» **AIM OF THE TASK**:
Write out the items below word for word, from the first line up to and including the line with "item-text: நடைமுறை ஆண்டிலேயே". Leave out everything after that line.

» **EXERCISE DATA**:
— start —

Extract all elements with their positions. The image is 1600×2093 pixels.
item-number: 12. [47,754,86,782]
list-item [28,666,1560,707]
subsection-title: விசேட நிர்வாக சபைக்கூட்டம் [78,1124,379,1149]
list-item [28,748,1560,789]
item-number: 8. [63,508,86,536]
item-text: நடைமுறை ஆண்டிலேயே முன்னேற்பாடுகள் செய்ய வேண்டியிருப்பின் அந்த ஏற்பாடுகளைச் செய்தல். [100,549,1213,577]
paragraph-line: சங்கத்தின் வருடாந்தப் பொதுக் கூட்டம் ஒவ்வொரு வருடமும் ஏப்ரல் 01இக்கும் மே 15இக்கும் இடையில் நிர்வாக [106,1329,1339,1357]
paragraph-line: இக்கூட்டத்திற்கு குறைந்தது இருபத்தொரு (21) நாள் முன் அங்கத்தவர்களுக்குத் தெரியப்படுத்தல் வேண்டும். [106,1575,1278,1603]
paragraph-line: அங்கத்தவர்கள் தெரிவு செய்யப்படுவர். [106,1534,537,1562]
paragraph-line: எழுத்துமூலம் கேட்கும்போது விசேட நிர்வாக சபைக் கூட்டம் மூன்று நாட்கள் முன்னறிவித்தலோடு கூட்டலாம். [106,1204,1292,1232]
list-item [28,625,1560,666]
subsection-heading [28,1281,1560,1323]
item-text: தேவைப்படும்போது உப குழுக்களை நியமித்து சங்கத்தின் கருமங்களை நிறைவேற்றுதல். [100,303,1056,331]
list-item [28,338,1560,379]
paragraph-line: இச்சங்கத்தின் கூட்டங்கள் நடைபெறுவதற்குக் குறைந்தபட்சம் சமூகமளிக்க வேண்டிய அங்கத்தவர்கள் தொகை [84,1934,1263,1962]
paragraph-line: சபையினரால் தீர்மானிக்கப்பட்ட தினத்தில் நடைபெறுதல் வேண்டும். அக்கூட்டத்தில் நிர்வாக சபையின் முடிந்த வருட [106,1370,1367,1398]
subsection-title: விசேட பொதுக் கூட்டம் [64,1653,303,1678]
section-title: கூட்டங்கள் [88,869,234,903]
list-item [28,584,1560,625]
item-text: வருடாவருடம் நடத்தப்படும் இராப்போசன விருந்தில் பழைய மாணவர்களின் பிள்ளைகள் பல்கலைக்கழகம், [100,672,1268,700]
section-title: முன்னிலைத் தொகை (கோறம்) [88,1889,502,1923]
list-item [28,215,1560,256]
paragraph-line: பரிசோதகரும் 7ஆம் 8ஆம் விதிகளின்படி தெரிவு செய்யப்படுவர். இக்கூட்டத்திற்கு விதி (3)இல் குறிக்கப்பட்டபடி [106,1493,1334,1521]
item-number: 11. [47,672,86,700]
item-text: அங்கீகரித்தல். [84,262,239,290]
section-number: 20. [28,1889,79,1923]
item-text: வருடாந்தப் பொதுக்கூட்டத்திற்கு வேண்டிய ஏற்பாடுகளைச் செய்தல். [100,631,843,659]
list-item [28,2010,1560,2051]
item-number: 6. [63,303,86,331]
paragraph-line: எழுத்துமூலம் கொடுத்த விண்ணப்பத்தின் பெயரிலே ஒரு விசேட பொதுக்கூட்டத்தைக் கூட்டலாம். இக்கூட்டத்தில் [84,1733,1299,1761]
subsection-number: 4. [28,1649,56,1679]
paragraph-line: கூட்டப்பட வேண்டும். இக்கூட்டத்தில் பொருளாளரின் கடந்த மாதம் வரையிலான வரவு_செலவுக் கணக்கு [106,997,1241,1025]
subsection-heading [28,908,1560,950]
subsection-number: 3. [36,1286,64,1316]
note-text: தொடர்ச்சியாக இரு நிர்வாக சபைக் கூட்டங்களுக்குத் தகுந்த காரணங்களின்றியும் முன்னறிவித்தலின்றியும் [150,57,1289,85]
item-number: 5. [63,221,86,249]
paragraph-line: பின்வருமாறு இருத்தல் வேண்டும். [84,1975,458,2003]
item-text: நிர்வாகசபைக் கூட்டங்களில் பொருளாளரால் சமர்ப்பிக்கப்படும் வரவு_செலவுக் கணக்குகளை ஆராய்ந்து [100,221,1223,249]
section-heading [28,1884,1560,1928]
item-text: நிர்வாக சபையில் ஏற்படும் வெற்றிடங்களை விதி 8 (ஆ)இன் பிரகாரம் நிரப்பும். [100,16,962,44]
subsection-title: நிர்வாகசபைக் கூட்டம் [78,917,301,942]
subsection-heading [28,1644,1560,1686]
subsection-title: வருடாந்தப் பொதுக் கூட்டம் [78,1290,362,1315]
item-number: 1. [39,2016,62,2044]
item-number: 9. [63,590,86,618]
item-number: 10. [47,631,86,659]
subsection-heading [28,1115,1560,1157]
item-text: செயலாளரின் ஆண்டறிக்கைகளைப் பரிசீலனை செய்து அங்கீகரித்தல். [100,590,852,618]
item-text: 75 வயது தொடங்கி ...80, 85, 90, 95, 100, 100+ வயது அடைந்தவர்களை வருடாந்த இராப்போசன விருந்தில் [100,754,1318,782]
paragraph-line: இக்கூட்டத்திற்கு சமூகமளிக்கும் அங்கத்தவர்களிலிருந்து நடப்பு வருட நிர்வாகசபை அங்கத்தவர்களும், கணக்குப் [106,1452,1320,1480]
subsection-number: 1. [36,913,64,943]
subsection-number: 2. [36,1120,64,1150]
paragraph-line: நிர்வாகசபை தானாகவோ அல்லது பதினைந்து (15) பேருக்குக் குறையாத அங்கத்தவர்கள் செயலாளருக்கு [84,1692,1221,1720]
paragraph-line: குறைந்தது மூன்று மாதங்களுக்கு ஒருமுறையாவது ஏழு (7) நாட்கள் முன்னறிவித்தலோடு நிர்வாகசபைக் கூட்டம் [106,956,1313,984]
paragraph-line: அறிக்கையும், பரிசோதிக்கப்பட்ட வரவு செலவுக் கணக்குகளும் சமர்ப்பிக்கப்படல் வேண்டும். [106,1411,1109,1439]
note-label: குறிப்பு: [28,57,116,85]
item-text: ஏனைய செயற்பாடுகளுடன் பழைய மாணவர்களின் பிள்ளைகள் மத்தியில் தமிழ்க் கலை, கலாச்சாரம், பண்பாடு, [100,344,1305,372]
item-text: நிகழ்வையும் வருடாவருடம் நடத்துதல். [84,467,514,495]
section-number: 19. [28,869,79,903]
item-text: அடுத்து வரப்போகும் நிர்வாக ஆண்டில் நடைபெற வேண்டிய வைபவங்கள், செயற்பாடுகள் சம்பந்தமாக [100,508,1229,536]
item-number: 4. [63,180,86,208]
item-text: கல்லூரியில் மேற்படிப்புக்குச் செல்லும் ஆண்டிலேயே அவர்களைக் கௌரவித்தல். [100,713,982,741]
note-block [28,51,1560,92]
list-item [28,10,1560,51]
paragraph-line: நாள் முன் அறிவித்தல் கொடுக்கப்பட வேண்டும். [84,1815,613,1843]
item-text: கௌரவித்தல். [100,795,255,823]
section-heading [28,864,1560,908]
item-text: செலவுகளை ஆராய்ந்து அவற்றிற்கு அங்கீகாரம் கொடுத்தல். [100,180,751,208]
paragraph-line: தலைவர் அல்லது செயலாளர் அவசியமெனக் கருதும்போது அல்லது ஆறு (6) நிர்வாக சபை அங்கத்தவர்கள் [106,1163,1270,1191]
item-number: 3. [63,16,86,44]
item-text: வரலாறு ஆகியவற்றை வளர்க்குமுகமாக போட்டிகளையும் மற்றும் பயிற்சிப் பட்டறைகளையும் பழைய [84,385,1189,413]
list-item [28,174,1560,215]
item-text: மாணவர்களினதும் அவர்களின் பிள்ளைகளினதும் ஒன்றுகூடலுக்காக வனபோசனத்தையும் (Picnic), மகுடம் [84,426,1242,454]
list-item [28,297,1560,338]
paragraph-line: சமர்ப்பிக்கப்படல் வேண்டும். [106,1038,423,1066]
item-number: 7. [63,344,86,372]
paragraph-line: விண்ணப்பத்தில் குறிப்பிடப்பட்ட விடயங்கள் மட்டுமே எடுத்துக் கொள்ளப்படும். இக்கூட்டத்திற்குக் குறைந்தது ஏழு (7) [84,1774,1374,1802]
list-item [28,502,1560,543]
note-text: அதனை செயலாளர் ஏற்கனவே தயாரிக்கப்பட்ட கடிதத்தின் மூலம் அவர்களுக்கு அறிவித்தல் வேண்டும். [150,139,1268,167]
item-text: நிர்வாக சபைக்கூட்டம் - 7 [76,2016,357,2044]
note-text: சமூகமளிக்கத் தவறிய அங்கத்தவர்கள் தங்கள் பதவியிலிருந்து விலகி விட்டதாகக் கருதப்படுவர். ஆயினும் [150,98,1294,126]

— end —

» **OUTPUT BELOW**:
Extract all elements with their positions. The image is 1600×2093 pixels.
item-number: 12. [47,754,86,782]
list-item [28,666,1560,707]
subsection-title: விசேட நிர்வாக சபைக்கூட்டம் [78,1124,379,1149]
list-item [28,748,1560,789]
item-number: 8. [63,508,86,536]
item-text: நடைமுறை ஆண்டிலேயே முன்னேற்பாடுகள் செய்ய வேண்டியிருப்பின் அந்த ஏற்பாடுகளைச் செய்தல். [100,549,1213,577]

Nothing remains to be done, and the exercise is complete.